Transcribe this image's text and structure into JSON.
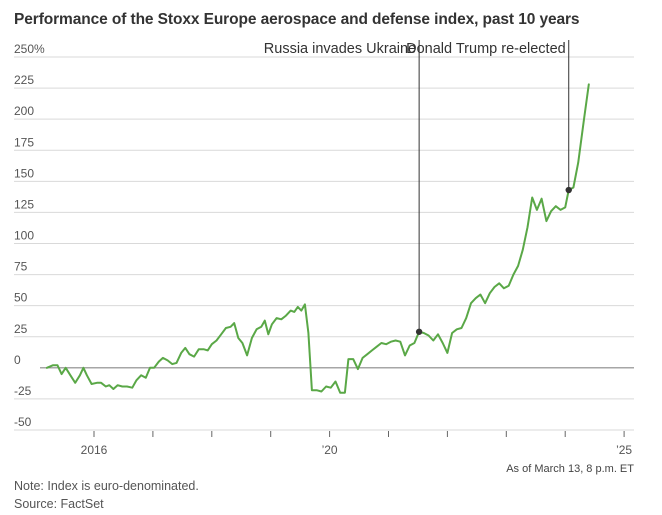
{
  "title": "Performance of the Stoxx Europe aerospace and defense index, past 10 years",
  "note": "Note: Index is euro-denominated.",
  "source": "Source: FactSet",
  "asof": "As of March 13, 8 p.m. ET",
  "colors": {
    "line": "#5aa847",
    "grid": "#d9d9d9",
    "zero": "#888888",
    "annotation": "#333333"
  },
  "chart_data": {
    "type": "line",
    "title": "Performance of the Stoxx Europe aerospace and defense index, past 10 years",
    "xlabel": "",
    "ylabel": "",
    "unit": "%",
    "ylim": [
      -50,
      250
    ],
    "xlim": [
      2015.2,
      2025.2
    ],
    "yticks": [
      250,
      225,
      200,
      175,
      150,
      125,
      100,
      75,
      50,
      25,
      0,
      -25,
      -50
    ],
    "ytick_labels": [
      "250%",
      "225",
      "200",
      "175",
      "150",
      "125",
      "100",
      "75",
      "50",
      "25",
      "0",
      "-25",
      "-50"
    ],
    "xticks": [
      {
        "value": 2016,
        "label": "2016"
      },
      {
        "value": 2017,
        "label": ""
      },
      {
        "value": 2018,
        "label": ""
      },
      {
        "value": 2019,
        "label": ""
      },
      {
        "value": 2020,
        "label": "’20"
      },
      {
        "value": 2021,
        "label": ""
      },
      {
        "value": 2022,
        "label": ""
      },
      {
        "value": 2023,
        "label": ""
      },
      {
        "value": 2024,
        "label": ""
      },
      {
        "value": 2025,
        "label": "’25"
      }
    ],
    "series": [
      {
        "name": "Stoxx Europe aerospace and defense index",
        "points": [
          [
            2015.2,
            0
          ],
          [
            2015.3,
            2
          ],
          [
            2015.38,
            2
          ],
          [
            2015.45,
            -5
          ],
          [
            2015.52,
            0
          ],
          [
            2015.6,
            -6
          ],
          [
            2015.68,
            -12
          ],
          [
            2015.76,
            -6
          ],
          [
            2015.82,
            0
          ],
          [
            2015.88,
            -6
          ],
          [
            2015.96,
            -13
          ],
          [
            2016.05,
            -12
          ],
          [
            2016.12,
            -12
          ],
          [
            2016.2,
            -15
          ],
          [
            2016.26,
            -14
          ],
          [
            2016.33,
            -17
          ],
          [
            2016.4,
            -14
          ],
          [
            2016.48,
            -15
          ],
          [
            2016.56,
            -15
          ],
          [
            2016.65,
            -16
          ],
          [
            2016.72,
            -10
          ],
          [
            2016.8,
            -6
          ],
          [
            2016.88,
            -8
          ],
          [
            2016.95,
            0
          ],
          [
            2017.02,
            0
          ],
          [
            2017.1,
            5
          ],
          [
            2017.17,
            8
          ],
          [
            2017.25,
            6
          ],
          [
            2017.33,
            3
          ],
          [
            2017.4,
            4
          ],
          [
            2017.48,
            12
          ],
          [
            2017.55,
            16
          ],
          [
            2017.62,
            11
          ],
          [
            2017.7,
            9
          ],
          [
            2017.78,
            15
          ],
          [
            2017.86,
            15
          ],
          [
            2017.93,
            14
          ],
          [
            2018.0,
            19
          ],
          [
            2018.08,
            22
          ],
          [
            2018.16,
            27
          ],
          [
            2018.24,
            32
          ],
          [
            2018.32,
            33
          ],
          [
            2018.38,
            36
          ],
          [
            2018.45,
            24
          ],
          [
            2018.52,
            20
          ],
          [
            2018.6,
            10
          ],
          [
            2018.68,
            24
          ],
          [
            2018.76,
            31
          ],
          [
            2018.84,
            33
          ],
          [
            2018.9,
            38
          ],
          [
            2018.96,
            27
          ],
          [
            2019.02,
            35
          ],
          [
            2019.1,
            40
          ],
          [
            2019.18,
            39
          ],
          [
            2019.26,
            42
          ],
          [
            2019.34,
            46
          ],
          [
            2019.4,
            45
          ],
          [
            2019.46,
            49
          ],
          [
            2019.52,
            46
          ],
          [
            2019.58,
            51
          ],
          [
            2019.64,
            28
          ],
          [
            2019.7,
            -18
          ],
          [
            2019.78,
            -18
          ],
          [
            2019.86,
            -19
          ],
          [
            2019.94,
            -15
          ],
          [
            2020.02,
            -16
          ],
          [
            2020.1,
            -11
          ],
          [
            2020.18,
            -20
          ],
          [
            2020.26,
            -20
          ],
          [
            2020.32,
            7
          ],
          [
            2020.4,
            7
          ],
          [
            2020.48,
            -1
          ],
          [
            2020.56,
            8
          ],
          [
            2020.64,
            11
          ],
          [
            2020.72,
            14
          ],
          [
            2020.8,
            17
          ],
          [
            2020.88,
            20
          ],
          [
            2020.96,
            19
          ],
          [
            2021.04,
            21
          ],
          [
            2021.12,
            22
          ],
          [
            2021.2,
            21
          ],
          [
            2021.28,
            10
          ],
          [
            2021.36,
            18
          ],
          [
            2021.44,
            20
          ],
          [
            2021.52,
            29
          ],
          [
            2021.6,
            28
          ],
          [
            2021.68,
            26
          ],
          [
            2021.76,
            22
          ],
          [
            2021.84,
            27
          ],
          [
            2021.92,
            20
          ],
          [
            2022.0,
            12
          ],
          [
            2022.08,
            28
          ],
          [
            2022.16,
            31
          ],
          [
            2022.24,
            32
          ],
          [
            2022.32,
            40
          ],
          [
            2022.4,
            52
          ],
          [
            2022.48,
            56
          ],
          [
            2022.56,
            59
          ],
          [
            2022.64,
            52
          ],
          [
            2022.72,
            60
          ],
          [
            2022.8,
            65
          ],
          [
            2022.88,
            68
          ],
          [
            2022.96,
            64
          ],
          [
            2023.04,
            66
          ],
          [
            2023.12,
            75
          ],
          [
            2023.2,
            82
          ],
          [
            2023.28,
            95
          ],
          [
            2023.36,
            113
          ],
          [
            2023.44,
            137
          ],
          [
            2023.52,
            127
          ],
          [
            2023.6,
            136
          ],
          [
            2023.68,
            118
          ],
          [
            2023.76,
            126
          ],
          [
            2023.84,
            130
          ],
          [
            2023.92,
            127
          ],
          [
            2024.0,
            129
          ],
          [
            2024.06,
            143
          ],
          [
            2024.14,
            145
          ],
          [
            2024.22,
            165
          ],
          [
            2024.32,
            200
          ],
          [
            2024.4,
            228
          ]
        ]
      }
    ],
    "annotations": [
      {
        "label": "Russia invades Ukraine",
        "x": 2021.52,
        "y": 29
      },
      {
        "label": "Donald Trump re-elected",
        "x": 2024.06,
        "y": 143
      }
    ]
  }
}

What you have to do: None of the pictures should appear; repeat the records exactly otherwise.

The reply:
Transcribe this image's text and structure into JSON.
{
  "title": "Performance of the Stoxx Europe aerospace and defense index, past 10 years",
  "note": "Note: Index is euro-denominated.",
  "source": "Source: FactSet",
  "asof": "As of March 13, 8 p.m. ET",
  "colors": {
    "line": "#5aa847",
    "grid": "#d9d9d9",
    "zero": "#888888",
    "annotation": "#333333"
  },
  "chart_data": {
    "type": "line",
    "title": "Performance of the Stoxx Europe aerospace and defense index, past 10 years",
    "xlabel": "",
    "ylabel": "",
    "unit": "%",
    "ylim": [
      -50,
      250
    ],
    "xlim": [
      2015.2,
      2025.2
    ],
    "yticks": [
      250,
      225,
      200,
      175,
      150,
      125,
      100,
      75,
      50,
      25,
      0,
      -25,
      -50
    ],
    "ytick_labels": [
      "250%",
      "225",
      "200",
      "175",
      "150",
      "125",
      "100",
      "75",
      "50",
      "25",
      "0",
      "-25",
      "-50"
    ],
    "xticks": [
      {
        "value": 2016,
        "label": "2016"
      },
      {
        "value": 2017,
        "label": ""
      },
      {
        "value": 2018,
        "label": ""
      },
      {
        "value": 2019,
        "label": ""
      },
      {
        "value": 2020,
        "label": "’20"
      },
      {
        "value": 2021,
        "label": ""
      },
      {
        "value": 2022,
        "label": ""
      },
      {
        "value": 2023,
        "label": ""
      },
      {
        "value": 2024,
        "label": ""
      },
      {
        "value": 2025,
        "label": "’25"
      }
    ],
    "series": [
      {
        "name": "Stoxx Europe aerospace and defense index",
        "points": [
          [
            2015.2,
            0
          ],
          [
            2015.3,
            2
          ],
          [
            2015.38,
            2
          ],
          [
            2015.45,
            -5
          ],
          [
            2015.52,
            0
          ],
          [
            2015.6,
            -6
          ],
          [
            2015.68,
            -12
          ],
          [
            2015.76,
            -6
          ],
          [
            2015.82,
            0
          ],
          [
            2015.88,
            -6
          ],
          [
            2015.96,
            -13
          ],
          [
            2016.05,
            -12
          ],
          [
            2016.12,
            -12
          ],
          [
            2016.2,
            -15
          ],
          [
            2016.26,
            -14
          ],
          [
            2016.33,
            -17
          ],
          [
            2016.4,
            -14
          ],
          [
            2016.48,
            -15
          ],
          [
            2016.56,
            -15
          ],
          [
            2016.65,
            -16
          ],
          [
            2016.72,
            -10
          ],
          [
            2016.8,
            -6
          ],
          [
            2016.88,
            -8
          ],
          [
            2016.95,
            0
          ],
          [
            2017.02,
            0
          ],
          [
            2017.1,
            5
          ],
          [
            2017.17,
            8
          ],
          [
            2017.25,
            6
          ],
          [
            2017.33,
            3
          ],
          [
            2017.4,
            4
          ],
          [
            2017.48,
            12
          ],
          [
            2017.55,
            16
          ],
          [
            2017.62,
            11
          ],
          [
            2017.7,
            9
          ],
          [
            2017.78,
            15
          ],
          [
            2017.86,
            15
          ],
          [
            2017.93,
            14
          ],
          [
            2018.0,
            19
          ],
          [
            2018.08,
            22
          ],
          [
            2018.16,
            27
          ],
          [
            2018.24,
            32
          ],
          [
            2018.32,
            33
          ],
          [
            2018.38,
            36
          ],
          [
            2018.45,
            24
          ],
          [
            2018.52,
            20
          ],
          [
            2018.6,
            10
          ],
          [
            2018.68,
            24
          ],
          [
            2018.76,
            31
          ],
          [
            2018.84,
            33
          ],
          [
            2018.9,
            38
          ],
          [
            2018.96,
            27
          ],
          [
            2019.02,
            35
          ],
          [
            2019.1,
            40
          ],
          [
            2019.18,
            39
          ],
          [
            2019.26,
            42
          ],
          [
            2019.34,
            46
          ],
          [
            2019.4,
            45
          ],
          [
            2019.46,
            49
          ],
          [
            2019.52,
            46
          ],
          [
            2019.58,
            51
          ],
          [
            2019.64,
            28
          ],
          [
            2019.7,
            -18
          ],
          [
            2019.78,
            -18
          ],
          [
            2019.86,
            -19
          ],
          [
            2019.94,
            -15
          ],
          [
            2020.02,
            -16
          ],
          [
            2020.1,
            -11
          ],
          [
            2020.18,
            -20
          ],
          [
            2020.26,
            -20
          ],
          [
            2020.32,
            7
          ],
          [
            2020.4,
            7
          ],
          [
            2020.48,
            -1
          ],
          [
            2020.56,
            8
          ],
          [
            2020.64,
            11
          ],
          [
            2020.72,
            14
          ],
          [
            2020.8,
            17
          ],
          [
            2020.88,
            20
          ],
          [
            2020.96,
            19
          ],
          [
            2021.04,
            21
          ],
          [
            2021.12,
            22
          ],
          [
            2021.2,
            21
          ],
          [
            2021.28,
            10
          ],
          [
            2021.36,
            18
          ],
          [
            2021.44,
            20
          ],
          [
            2021.52,
            29
          ],
          [
            2021.6,
            28
          ],
          [
            2021.68,
            26
          ],
          [
            2021.76,
            22
          ],
          [
            2021.84,
            27
          ],
          [
            2021.92,
            20
          ],
          [
            2022.0,
            12
          ],
          [
            2022.08,
            28
          ],
          [
            2022.16,
            31
          ],
          [
            2022.24,
            32
          ],
          [
            2022.32,
            40
          ],
          [
            2022.4,
            52
          ],
          [
            2022.48,
            56
          ],
          [
            2022.56,
            59
          ],
          [
            2022.64,
            52
          ],
          [
            2022.72,
            60
          ],
          [
            2022.8,
            65
          ],
          [
            2022.88,
            68
          ],
          [
            2022.96,
            64
          ],
          [
            2023.04,
            66
          ],
          [
            2023.12,
            75
          ],
          [
            2023.2,
            82
          ],
          [
            2023.28,
            95
          ],
          [
            2023.36,
            113
          ],
          [
            2023.44,
            137
          ],
          [
            2023.52,
            127
          ],
          [
            2023.6,
            136
          ],
          [
            2023.68,
            118
          ],
          [
            2023.76,
            126
          ],
          [
            2023.84,
            130
          ],
          [
            2023.92,
            127
          ],
          [
            2024.0,
            129
          ],
          [
            2024.06,
            143
          ],
          [
            2024.14,
            145
          ],
          [
            2024.22,
            165
          ],
          [
            2024.32,
            200
          ],
          [
            2024.4,
            228
          ]
        ]
      }
    ],
    "annotations": [
      {
        "label": "Russia invades Ukraine",
        "x": 2021.52,
        "y": 29
      },
      {
        "label": "Donald Trump re-elected",
        "x": 2024.06,
        "y": 143
      }
    ]
  }
}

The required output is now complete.